» **Exercise description**: Where a line of the listing below includes the word "Preferences", reproduce that line.
▬▬▬▬▬▬
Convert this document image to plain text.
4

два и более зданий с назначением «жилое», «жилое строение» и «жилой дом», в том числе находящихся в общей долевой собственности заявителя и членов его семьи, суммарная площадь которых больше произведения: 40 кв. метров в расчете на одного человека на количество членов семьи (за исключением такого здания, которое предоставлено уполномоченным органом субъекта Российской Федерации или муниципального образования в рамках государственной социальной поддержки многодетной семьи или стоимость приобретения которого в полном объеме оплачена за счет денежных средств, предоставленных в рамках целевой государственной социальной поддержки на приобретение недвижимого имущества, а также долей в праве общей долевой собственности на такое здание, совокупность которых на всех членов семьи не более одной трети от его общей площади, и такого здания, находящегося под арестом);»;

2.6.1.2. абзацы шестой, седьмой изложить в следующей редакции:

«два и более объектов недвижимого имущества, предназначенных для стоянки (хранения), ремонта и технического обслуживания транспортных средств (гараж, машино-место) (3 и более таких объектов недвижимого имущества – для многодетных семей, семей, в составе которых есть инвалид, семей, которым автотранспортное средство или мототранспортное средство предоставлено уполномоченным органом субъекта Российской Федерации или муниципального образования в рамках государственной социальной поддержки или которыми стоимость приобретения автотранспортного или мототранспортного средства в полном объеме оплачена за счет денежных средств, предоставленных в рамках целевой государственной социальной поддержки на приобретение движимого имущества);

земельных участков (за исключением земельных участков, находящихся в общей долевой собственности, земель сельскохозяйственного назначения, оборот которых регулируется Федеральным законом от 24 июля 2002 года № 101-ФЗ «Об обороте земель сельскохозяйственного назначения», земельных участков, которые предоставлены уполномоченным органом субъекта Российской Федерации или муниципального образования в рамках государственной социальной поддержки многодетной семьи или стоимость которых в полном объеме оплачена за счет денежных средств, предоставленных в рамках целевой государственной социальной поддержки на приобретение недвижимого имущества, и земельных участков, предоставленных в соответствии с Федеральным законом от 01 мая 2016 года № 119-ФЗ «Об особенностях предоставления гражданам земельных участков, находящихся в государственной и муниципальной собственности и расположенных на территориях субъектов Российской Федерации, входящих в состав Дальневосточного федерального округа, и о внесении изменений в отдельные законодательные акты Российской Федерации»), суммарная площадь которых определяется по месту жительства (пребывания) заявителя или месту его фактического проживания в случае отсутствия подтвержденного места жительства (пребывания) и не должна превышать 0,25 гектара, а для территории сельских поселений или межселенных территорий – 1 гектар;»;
▬▬▬▬▬▬
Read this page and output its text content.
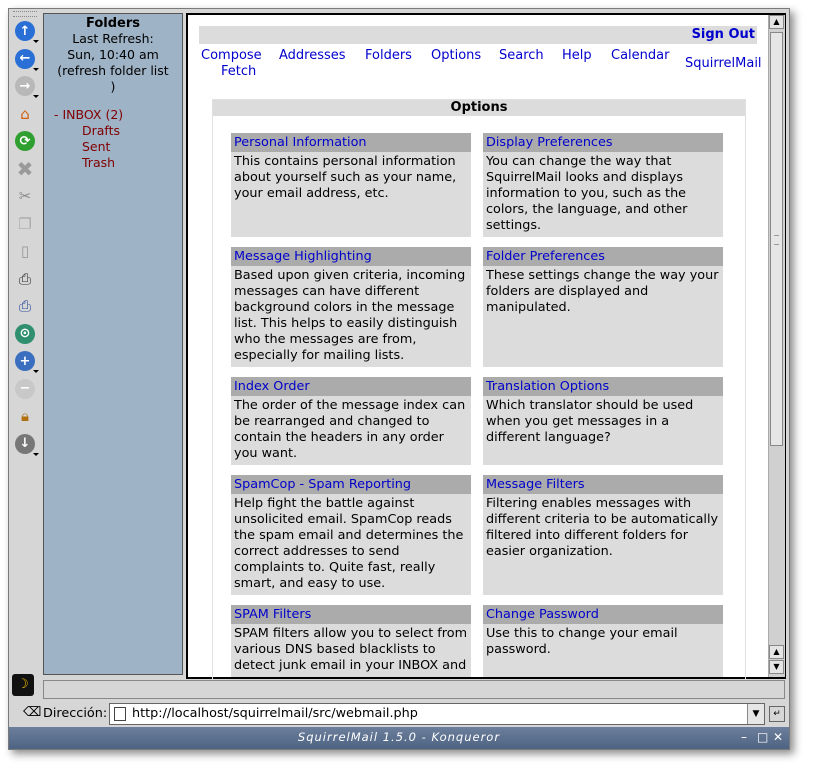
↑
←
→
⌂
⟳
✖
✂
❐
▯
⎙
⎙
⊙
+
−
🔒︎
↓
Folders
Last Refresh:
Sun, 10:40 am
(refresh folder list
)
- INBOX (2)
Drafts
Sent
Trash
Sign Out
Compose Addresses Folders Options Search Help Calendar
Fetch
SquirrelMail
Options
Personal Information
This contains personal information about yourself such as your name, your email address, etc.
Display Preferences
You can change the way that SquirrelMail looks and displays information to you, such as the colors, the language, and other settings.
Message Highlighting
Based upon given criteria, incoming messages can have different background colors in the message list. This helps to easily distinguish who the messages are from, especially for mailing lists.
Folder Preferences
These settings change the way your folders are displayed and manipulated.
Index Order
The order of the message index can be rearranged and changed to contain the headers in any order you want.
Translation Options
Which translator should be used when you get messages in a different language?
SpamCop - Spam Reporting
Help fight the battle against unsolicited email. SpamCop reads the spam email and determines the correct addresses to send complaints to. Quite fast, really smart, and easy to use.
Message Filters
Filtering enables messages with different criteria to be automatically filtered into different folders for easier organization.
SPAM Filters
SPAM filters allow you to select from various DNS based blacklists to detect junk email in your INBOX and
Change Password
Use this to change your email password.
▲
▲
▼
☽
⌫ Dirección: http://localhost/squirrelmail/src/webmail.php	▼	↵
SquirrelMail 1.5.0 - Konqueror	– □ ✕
▬▬▬▬▬▬
» **Problem solution**:
Display Preferences
Folder Preferences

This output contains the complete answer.